■ **RECORDS**:
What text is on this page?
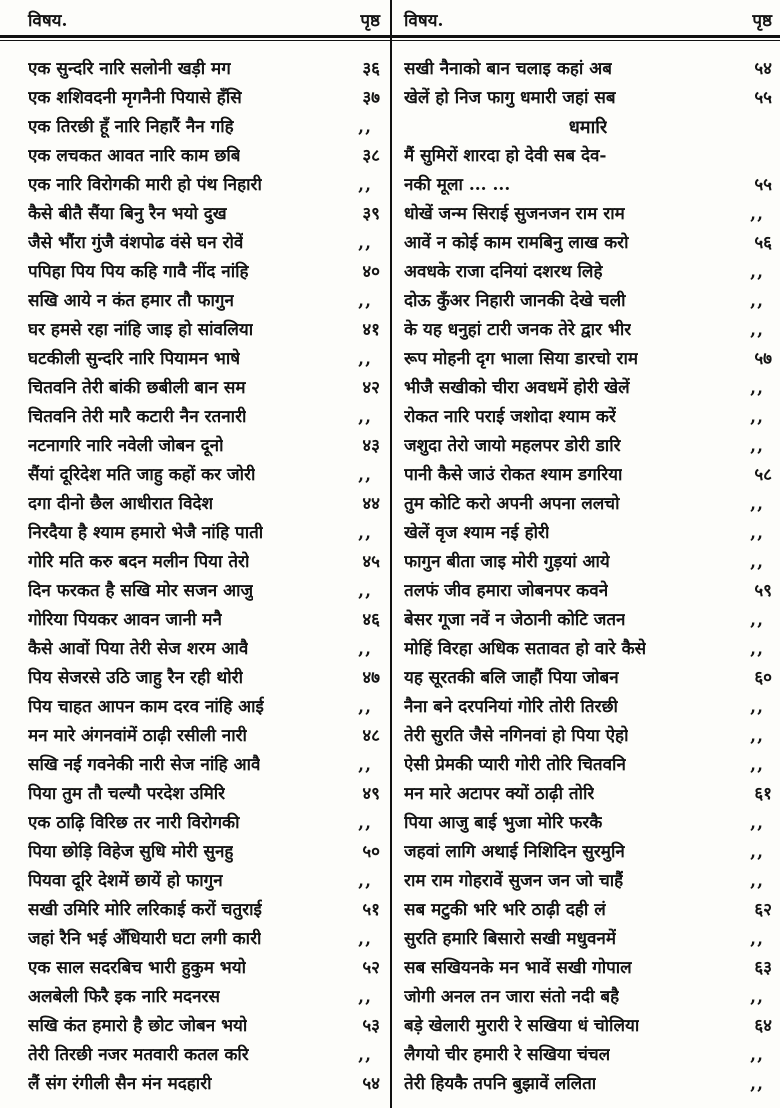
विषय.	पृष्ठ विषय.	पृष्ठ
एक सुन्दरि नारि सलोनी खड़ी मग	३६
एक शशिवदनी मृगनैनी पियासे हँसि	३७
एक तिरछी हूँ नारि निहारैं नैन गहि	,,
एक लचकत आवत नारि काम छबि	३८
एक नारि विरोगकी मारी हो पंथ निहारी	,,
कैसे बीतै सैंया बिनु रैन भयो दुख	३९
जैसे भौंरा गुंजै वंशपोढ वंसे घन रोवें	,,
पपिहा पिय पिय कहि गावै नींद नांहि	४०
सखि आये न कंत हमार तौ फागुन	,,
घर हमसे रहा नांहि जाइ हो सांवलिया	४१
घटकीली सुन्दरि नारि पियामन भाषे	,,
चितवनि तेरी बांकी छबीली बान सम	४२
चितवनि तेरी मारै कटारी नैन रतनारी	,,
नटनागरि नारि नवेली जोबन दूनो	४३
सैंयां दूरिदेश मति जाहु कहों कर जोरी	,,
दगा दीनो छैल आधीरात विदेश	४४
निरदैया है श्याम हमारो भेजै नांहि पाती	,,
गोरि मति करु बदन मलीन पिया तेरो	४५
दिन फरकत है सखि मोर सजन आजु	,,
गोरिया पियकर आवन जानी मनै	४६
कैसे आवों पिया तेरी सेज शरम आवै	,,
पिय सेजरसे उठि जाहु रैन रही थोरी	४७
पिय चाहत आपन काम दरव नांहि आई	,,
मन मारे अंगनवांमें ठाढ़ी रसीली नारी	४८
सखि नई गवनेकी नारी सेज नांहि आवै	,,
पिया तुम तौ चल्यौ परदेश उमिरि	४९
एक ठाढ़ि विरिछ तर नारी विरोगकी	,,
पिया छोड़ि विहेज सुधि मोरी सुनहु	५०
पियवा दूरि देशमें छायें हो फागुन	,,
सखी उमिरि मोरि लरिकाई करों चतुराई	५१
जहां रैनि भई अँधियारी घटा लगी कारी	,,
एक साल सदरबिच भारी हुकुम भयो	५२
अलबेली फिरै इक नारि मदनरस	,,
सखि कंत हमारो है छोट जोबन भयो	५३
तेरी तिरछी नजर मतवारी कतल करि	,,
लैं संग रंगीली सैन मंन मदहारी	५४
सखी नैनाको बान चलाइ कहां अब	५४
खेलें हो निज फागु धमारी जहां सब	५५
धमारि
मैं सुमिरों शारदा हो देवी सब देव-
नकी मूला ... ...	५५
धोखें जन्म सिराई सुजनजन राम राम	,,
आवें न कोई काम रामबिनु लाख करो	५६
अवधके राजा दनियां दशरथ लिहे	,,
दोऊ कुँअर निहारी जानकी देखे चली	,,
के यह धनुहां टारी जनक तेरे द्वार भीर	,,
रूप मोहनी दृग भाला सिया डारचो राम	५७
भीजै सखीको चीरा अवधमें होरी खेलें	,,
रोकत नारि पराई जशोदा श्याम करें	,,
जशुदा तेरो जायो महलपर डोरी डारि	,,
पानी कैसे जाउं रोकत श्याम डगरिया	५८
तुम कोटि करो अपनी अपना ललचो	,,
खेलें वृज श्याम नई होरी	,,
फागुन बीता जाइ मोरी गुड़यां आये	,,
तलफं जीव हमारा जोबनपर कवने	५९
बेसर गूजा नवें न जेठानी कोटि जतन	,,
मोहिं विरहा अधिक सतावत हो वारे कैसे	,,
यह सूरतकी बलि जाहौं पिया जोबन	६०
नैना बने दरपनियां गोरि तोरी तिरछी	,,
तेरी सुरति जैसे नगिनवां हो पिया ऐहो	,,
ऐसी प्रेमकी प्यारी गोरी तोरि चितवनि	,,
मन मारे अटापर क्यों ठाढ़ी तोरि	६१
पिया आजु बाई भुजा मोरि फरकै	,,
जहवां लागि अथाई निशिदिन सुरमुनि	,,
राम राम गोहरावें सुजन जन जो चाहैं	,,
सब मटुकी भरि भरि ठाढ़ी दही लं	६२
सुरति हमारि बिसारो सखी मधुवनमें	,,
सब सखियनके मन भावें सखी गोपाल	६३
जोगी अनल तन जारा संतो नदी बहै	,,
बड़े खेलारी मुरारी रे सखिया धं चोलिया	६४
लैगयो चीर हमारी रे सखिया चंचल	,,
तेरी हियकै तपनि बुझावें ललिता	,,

■ **EXERCISE**: Repeat everything in the records precisely. Images are excluded from the copy.

■ **RESULT BELOW**:
What text is on this page?
विषय.	पृष्ठ विषय.	पृष्ठ
एक सुन्दरि नारि सलोनी खड़ी मग	३६
एक शशिवदनी मृगनैनी पियासे हँसि	३७
एक तिरछी हूँ नारि निहारैं नैन गहि	,,
एक लचकत आवत नारि काम छबि	३८
एक नारि विरोगकी मारी हो पंथ निहारी	,,
कैसे बीतै सैंया बिनु रैन भयो दुख	३९
जैसे भौंरा गुंजै वंशपोढ वंसे घन रोवें	,,
पपिहा पिय पिय कहि गावै नींद नांहि	४०
सखि आये न कंत हमार तौ फागुन	,,
घर हमसे रहा नांहि जाइ हो सांवलिया	४१
घटकीली सुन्दरि नारि पियामन भाषे	,,
चितवनि तेरी बांकी छबीली बान सम	४२
चितवनि तेरी मारै कटारी नैन रतनारी	,,
नटनागरि नारि नवेली जोबन दूनो	४३
सैंयां दूरिदेश मति जाहु कहों कर जोरी	,,
दगा दीनो छैल आधीरात विदेश	४४
निरदैया है श्याम हमारो भेजै नांहि पाती	,,
गोरि मति करु बदन मलीन पिया तेरो	४५
दिन फरकत है सखि मोर सजन आजु	,,
गोरिया पियकर आवन जानी मनै	४६
कैसे आवों पिया तेरी सेज शरम आवै	,,
पिय सेजरसे उठि जाहु रैन रही थोरी	४७
पिय चाहत आपन काम दरव नांहि आई	,,
मन मारे अंगनवांमें ठाढ़ी रसीली नारी	४८
सखि नई गवनेकी नारी सेज नांहि आवै	,,
पिया तुम तौ चल्यौ परदेश उमिरि	४९
एक ठाढ़ि विरिछ तर नारी विरोगकी	,,
पिया छोड़ि विहेज सुधि मोरी सुनहु	५०
पियवा दूरि देशमें छायें हो फागुन	,,
सखी उमिरि मोरि लरिकाई करों चतुराई	५१
जहां रैनि भई अँधियारी घटा लगी कारी	,,
एक साल सदरबिच भारी हुकुम भयो	५२
अलबेली फिरै इक नारि मदनरस	,,
सखि कंत हमारो है छोट जोबन भयो	५३
तेरी तिरछी नजर मतवारी कतल करि	,,
लैं संग रंगीली सैन मंन मदहारी	५४
सखी नैनाको बान चलाइ कहां अब	५४
खेलें हो निज फागु धमारी जहां सब	५५
धमारि
मैं सुमिरों शारदा हो देवी सब देव-
नकी मूला ... ...	५५
धोखें जन्म सिराई सुजनजन राम राम	,,
आवें न कोई काम रामबिनु लाख करो	५६
अवधके राजा दनियां दशरथ लिहे	,,
दोऊ कुँअर निहारी जानकी देखे चली	,,
के यह धनुहां टारी जनक तेरे द्वार भीर	,,
रूप मोहनी दृग भाला सिया डारचो राम	५७
भीजै सखीको चीरा अवधमें होरी खेलें	,,
रोकत नारि पराई जशोदा श्याम करें	,,
जशुदा तेरो जायो महलपर डोरी डारि	,,
पानी कैसे जाउं रोकत श्याम डगरिया	५८
तुम कोटि करो अपनी अपना ललचो	,,
खेलें वृज श्याम नई होरी	,,
फागुन बीता जाइ मोरी गुड़यां आये	,,
तलफं जीव हमारा जोबनपर कवने	५९
बेसर गूजा नवें न जेठानी कोटि जतन	,,
मोहिं विरहा अधिक सतावत हो वारे कैसे	,,
यह सूरतकी बलि जाहौं पिया जोबन	६०
नैना बने दरपनियां गोरि तोरी तिरछी	,,
तेरी सुरति जैसे नगिनवां हो पिया ऐहो	,,
ऐसी प्रेमकी प्यारी गोरी तोरि चितवनि	,,
मन मारे अटापर क्यों ठाढ़ी तोरि	६१
पिया आजु बाई भुजा मोरि फरकै	,,
जहवां लागि अथाई निशिदिन सुरमुनि	,,
राम राम गोहरावें सुजन जन जो चाहैं	,,
सब मटुकी भरि भरि ठाढ़ी दही लं	६२
सुरति हमारि बिसारो सखी मधुवनमें	,,
सब सखियनके मन भावें सखी गोपाल	६३
जोगी अनल तन जारा संतो नदी बहै	,,
बड़े खेलारी मुरारी रे सखिया धं चोलिया	६४
लैगयो चीर हमारी रे सखिया चंचल	,,
तेरी हियकै तपनि बुझावें ललिता	,,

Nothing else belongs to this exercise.